Find every line in the records below that holds the word "Last", and copy each one.

INPUT ROWS:
====
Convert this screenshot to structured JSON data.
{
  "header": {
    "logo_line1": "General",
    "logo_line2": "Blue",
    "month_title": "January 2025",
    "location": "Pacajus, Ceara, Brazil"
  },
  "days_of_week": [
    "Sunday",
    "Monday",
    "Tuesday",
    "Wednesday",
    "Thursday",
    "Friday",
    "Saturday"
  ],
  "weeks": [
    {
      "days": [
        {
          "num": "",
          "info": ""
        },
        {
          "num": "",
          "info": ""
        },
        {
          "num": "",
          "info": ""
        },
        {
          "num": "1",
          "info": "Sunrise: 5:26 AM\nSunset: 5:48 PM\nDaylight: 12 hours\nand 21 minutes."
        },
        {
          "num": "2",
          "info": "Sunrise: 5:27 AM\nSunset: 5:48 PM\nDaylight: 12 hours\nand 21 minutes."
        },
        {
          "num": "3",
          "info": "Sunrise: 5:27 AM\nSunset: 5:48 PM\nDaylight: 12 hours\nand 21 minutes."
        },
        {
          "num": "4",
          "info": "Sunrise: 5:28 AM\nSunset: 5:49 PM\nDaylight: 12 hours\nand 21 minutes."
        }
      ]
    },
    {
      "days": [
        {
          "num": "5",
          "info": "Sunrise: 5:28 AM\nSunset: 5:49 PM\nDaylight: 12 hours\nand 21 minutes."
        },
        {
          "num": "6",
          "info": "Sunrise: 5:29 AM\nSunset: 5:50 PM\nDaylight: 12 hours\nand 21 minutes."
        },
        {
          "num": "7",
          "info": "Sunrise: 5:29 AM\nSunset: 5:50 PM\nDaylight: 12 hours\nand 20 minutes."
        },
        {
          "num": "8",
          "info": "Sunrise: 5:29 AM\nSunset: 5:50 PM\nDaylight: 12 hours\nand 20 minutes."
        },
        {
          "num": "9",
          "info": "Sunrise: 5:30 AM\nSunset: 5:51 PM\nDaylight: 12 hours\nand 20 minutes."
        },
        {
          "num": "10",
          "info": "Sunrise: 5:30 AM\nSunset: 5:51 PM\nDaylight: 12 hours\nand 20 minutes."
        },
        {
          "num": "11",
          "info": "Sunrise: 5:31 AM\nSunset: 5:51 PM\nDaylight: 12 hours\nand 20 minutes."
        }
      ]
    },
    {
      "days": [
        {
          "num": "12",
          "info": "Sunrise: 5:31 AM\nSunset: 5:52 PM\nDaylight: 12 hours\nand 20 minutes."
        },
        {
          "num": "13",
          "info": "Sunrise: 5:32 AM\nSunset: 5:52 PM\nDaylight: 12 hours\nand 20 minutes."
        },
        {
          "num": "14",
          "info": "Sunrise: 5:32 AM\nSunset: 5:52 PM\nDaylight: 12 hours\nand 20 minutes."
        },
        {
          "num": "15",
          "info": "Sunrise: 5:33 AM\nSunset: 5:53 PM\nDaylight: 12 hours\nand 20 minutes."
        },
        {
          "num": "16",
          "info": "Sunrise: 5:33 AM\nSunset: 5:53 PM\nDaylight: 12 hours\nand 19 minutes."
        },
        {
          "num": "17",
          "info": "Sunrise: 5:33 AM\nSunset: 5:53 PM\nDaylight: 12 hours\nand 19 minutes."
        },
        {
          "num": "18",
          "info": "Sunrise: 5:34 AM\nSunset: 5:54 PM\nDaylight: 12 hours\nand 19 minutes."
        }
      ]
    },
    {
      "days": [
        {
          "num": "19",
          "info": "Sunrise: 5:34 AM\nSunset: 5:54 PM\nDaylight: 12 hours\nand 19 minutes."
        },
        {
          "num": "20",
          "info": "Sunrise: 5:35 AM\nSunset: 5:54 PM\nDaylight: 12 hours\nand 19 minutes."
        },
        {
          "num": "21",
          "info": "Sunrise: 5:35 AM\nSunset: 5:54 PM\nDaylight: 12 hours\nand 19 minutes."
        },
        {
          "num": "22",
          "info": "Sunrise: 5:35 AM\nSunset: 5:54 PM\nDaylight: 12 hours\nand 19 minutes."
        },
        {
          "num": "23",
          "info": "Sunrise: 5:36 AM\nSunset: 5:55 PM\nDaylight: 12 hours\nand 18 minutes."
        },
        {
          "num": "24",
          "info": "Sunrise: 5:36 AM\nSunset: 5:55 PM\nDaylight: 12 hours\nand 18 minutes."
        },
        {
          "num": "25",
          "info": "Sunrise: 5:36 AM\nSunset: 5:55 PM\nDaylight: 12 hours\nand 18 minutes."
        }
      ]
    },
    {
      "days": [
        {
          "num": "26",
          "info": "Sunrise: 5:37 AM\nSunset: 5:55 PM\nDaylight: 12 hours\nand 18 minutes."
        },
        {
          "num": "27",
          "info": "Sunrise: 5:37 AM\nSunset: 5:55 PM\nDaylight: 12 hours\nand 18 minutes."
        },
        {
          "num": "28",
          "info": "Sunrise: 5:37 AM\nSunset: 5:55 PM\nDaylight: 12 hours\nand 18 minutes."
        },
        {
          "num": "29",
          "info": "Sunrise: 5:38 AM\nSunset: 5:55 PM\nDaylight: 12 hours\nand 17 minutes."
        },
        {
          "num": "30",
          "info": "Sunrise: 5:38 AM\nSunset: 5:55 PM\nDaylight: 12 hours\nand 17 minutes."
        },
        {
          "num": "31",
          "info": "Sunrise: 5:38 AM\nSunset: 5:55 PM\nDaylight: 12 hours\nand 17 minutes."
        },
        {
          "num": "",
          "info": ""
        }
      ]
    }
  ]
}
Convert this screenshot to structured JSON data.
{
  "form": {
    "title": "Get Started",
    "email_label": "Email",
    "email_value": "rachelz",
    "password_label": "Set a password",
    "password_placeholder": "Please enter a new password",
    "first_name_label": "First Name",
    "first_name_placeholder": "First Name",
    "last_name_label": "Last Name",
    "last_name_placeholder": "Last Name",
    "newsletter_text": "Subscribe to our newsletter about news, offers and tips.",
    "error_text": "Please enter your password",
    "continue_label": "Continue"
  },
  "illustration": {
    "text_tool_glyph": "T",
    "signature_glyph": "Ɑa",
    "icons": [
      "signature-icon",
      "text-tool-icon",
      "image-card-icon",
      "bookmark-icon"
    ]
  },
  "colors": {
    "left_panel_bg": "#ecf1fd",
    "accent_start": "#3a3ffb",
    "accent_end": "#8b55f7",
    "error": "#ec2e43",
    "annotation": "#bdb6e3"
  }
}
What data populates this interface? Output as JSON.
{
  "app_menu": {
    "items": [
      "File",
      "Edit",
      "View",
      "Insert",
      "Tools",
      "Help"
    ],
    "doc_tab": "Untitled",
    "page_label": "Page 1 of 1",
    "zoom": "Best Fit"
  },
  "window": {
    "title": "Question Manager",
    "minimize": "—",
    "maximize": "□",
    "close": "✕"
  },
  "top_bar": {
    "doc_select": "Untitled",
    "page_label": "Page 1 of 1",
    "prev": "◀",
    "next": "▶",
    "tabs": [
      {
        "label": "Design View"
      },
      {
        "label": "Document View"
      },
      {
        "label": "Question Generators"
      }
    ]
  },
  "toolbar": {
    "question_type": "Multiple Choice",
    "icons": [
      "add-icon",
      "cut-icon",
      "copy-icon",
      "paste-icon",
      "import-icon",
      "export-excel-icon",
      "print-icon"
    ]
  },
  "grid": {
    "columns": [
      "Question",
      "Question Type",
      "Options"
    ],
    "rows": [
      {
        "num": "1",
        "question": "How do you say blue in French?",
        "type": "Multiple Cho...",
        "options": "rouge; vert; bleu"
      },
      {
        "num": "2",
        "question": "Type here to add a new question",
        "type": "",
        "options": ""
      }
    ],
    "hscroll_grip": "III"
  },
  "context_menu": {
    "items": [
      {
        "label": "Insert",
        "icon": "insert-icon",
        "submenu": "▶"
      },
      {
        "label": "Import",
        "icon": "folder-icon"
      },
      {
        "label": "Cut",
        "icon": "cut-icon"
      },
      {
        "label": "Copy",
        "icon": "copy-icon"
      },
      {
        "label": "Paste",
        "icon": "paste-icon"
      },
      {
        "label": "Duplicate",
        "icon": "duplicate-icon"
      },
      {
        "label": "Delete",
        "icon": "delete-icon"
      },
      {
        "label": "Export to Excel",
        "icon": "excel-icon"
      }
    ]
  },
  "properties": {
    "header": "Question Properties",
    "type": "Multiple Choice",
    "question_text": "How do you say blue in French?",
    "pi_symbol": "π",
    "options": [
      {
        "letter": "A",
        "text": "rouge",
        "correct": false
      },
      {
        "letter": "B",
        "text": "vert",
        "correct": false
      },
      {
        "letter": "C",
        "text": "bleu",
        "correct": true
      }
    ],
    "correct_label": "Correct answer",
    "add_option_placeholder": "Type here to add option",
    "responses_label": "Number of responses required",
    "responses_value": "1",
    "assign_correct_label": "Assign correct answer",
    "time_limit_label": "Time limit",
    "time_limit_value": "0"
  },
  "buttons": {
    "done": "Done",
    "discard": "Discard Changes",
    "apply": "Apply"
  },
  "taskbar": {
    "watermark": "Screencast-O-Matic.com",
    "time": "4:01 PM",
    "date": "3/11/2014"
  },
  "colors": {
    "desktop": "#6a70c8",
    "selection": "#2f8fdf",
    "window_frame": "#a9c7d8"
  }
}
====
CORRECT ANSWER:
    "last_name_label": "Last Name",
    "last_name_placeholder": "Last Name",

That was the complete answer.